Take every line from the listing below that contains "Kansas".

-- START OF RECORD SET --

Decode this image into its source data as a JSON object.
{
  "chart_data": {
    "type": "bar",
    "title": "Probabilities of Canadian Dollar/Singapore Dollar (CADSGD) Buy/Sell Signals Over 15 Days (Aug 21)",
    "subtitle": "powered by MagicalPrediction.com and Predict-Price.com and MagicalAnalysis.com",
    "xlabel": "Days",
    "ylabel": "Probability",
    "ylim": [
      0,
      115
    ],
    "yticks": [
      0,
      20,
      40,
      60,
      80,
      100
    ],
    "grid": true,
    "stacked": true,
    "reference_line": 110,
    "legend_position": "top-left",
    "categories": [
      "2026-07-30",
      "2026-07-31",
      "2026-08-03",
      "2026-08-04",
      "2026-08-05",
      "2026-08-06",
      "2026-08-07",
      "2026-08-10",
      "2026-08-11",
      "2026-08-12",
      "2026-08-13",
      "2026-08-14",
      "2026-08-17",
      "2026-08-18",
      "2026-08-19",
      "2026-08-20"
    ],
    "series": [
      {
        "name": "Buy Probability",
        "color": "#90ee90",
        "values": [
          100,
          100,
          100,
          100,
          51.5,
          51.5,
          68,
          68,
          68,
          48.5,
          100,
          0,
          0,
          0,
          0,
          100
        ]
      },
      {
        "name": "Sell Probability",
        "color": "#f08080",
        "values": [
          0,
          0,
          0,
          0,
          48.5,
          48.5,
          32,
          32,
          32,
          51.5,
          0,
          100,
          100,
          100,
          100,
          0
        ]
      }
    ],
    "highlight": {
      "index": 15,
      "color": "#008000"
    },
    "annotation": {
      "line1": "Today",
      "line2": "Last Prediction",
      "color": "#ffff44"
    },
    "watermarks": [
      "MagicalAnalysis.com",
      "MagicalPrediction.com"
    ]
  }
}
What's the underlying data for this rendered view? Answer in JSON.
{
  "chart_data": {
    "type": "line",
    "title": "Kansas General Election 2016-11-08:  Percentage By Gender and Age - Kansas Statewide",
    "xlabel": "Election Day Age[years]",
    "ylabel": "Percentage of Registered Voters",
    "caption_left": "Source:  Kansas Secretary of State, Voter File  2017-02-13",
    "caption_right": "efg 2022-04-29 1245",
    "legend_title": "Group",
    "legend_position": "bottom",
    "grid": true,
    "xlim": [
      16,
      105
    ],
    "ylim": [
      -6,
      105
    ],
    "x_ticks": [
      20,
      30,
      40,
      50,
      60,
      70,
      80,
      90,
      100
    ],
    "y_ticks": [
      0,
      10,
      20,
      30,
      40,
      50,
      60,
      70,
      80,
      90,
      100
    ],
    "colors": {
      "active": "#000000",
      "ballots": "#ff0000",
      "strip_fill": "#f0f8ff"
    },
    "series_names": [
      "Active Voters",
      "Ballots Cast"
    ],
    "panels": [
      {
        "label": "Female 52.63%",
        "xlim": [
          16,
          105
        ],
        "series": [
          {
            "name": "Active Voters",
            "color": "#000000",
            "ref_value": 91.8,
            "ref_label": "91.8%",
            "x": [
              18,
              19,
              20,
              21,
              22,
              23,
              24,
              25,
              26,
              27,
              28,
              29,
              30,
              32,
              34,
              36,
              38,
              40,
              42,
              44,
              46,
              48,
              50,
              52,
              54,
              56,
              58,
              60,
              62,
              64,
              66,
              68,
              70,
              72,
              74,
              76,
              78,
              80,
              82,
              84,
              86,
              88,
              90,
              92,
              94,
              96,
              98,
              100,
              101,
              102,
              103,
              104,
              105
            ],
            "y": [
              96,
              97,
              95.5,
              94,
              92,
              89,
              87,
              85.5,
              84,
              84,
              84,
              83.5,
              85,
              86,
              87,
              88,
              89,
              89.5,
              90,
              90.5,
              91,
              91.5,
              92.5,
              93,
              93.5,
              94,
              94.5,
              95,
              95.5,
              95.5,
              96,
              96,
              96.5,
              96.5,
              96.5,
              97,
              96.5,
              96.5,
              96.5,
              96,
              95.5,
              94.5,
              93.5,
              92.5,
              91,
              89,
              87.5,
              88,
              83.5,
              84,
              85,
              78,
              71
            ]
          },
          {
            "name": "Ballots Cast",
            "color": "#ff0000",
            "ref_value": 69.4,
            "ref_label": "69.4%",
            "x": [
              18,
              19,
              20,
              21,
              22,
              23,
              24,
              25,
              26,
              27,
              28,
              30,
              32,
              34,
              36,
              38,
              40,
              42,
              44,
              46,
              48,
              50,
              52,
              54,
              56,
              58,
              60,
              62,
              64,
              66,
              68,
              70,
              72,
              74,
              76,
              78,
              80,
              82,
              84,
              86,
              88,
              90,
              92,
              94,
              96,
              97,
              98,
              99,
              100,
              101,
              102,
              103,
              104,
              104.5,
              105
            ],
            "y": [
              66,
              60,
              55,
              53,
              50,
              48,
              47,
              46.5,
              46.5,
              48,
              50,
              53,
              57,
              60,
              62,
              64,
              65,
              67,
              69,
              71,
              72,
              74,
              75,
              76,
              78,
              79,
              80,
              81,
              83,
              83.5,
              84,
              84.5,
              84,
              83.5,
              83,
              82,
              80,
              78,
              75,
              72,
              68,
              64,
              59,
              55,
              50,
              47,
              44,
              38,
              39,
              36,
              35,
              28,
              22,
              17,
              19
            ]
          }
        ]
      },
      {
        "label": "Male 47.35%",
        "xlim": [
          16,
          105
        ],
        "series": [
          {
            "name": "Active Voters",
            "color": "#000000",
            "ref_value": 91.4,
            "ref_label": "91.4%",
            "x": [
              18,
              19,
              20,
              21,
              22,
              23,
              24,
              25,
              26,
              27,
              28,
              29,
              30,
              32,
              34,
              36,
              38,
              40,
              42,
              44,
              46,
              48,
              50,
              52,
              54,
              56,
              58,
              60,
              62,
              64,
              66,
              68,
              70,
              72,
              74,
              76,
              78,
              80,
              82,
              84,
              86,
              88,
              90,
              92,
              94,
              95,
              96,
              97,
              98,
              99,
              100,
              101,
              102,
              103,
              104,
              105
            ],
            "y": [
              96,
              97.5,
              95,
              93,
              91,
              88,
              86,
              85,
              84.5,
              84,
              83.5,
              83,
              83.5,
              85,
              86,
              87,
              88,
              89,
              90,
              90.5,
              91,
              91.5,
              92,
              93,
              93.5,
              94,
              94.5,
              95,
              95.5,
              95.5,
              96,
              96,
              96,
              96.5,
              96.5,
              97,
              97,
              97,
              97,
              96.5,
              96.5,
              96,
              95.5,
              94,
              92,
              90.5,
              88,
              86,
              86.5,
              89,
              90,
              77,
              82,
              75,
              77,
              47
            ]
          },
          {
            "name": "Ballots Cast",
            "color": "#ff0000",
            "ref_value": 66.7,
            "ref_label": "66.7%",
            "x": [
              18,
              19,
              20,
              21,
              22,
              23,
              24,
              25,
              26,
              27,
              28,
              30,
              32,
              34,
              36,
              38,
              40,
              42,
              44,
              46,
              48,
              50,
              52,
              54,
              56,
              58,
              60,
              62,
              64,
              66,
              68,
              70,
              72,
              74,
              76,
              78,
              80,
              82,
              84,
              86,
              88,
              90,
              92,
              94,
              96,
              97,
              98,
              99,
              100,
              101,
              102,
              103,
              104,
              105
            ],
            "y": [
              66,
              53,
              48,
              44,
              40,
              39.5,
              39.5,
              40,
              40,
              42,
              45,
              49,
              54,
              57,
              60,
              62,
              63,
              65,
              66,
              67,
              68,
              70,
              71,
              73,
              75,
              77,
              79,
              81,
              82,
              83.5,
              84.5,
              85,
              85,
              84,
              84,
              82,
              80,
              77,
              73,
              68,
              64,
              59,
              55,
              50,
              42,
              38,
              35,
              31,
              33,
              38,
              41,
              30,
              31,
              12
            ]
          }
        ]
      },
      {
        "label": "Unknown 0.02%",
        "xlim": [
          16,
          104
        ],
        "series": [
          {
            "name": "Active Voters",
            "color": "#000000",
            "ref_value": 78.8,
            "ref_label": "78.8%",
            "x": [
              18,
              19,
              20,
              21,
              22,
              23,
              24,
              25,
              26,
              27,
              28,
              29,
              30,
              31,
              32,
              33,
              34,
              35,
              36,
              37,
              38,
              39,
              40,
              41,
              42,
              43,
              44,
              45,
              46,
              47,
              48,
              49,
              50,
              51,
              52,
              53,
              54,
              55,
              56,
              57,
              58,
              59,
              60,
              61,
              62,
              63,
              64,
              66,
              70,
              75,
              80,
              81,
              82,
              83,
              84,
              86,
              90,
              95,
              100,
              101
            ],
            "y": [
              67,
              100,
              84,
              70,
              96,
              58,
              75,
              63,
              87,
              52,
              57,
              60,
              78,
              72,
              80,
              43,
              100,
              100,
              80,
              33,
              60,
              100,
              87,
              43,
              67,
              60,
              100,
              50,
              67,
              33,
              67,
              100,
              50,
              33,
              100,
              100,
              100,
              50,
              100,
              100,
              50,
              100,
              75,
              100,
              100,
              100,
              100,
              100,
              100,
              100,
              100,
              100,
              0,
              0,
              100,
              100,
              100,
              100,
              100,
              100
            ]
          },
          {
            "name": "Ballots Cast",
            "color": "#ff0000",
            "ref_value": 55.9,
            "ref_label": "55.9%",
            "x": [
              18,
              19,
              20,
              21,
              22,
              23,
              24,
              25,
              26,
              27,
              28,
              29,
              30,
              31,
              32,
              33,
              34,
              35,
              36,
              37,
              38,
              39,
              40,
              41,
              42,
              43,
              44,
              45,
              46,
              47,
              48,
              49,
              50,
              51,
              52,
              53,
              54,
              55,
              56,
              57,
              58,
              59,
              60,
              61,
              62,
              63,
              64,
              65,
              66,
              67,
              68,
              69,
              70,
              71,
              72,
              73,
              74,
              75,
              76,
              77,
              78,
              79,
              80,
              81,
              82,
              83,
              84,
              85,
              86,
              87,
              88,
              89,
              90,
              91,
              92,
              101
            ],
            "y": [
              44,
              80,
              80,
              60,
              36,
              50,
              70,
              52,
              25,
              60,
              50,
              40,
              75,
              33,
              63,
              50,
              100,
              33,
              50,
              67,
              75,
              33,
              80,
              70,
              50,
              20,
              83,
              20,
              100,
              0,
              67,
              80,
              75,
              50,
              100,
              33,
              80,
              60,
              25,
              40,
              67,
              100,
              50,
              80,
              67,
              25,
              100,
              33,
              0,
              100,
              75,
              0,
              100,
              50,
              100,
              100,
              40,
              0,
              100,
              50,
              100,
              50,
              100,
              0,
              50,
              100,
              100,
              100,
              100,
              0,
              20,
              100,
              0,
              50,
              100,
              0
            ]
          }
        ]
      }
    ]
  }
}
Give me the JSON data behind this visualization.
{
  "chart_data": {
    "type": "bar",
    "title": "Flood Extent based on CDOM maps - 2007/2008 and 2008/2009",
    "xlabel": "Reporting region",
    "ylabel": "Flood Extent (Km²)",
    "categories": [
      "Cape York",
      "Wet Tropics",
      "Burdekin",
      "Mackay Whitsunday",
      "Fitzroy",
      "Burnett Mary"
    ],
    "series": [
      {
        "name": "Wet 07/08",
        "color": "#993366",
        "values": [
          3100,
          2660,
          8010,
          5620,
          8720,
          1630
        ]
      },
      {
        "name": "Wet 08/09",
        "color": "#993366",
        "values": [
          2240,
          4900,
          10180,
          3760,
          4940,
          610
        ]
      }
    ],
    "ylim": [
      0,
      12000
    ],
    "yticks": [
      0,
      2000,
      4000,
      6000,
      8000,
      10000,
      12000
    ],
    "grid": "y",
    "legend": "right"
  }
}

-- END OF RECORD SET --

THE ANSWER:
    "title": "Kansas General Election 2016-11-08:  Percentage By Gender and Age - Kansas Statewide",
    "caption_left": "Source:  Kansas Secretary of State, Voter File  2017-02-13",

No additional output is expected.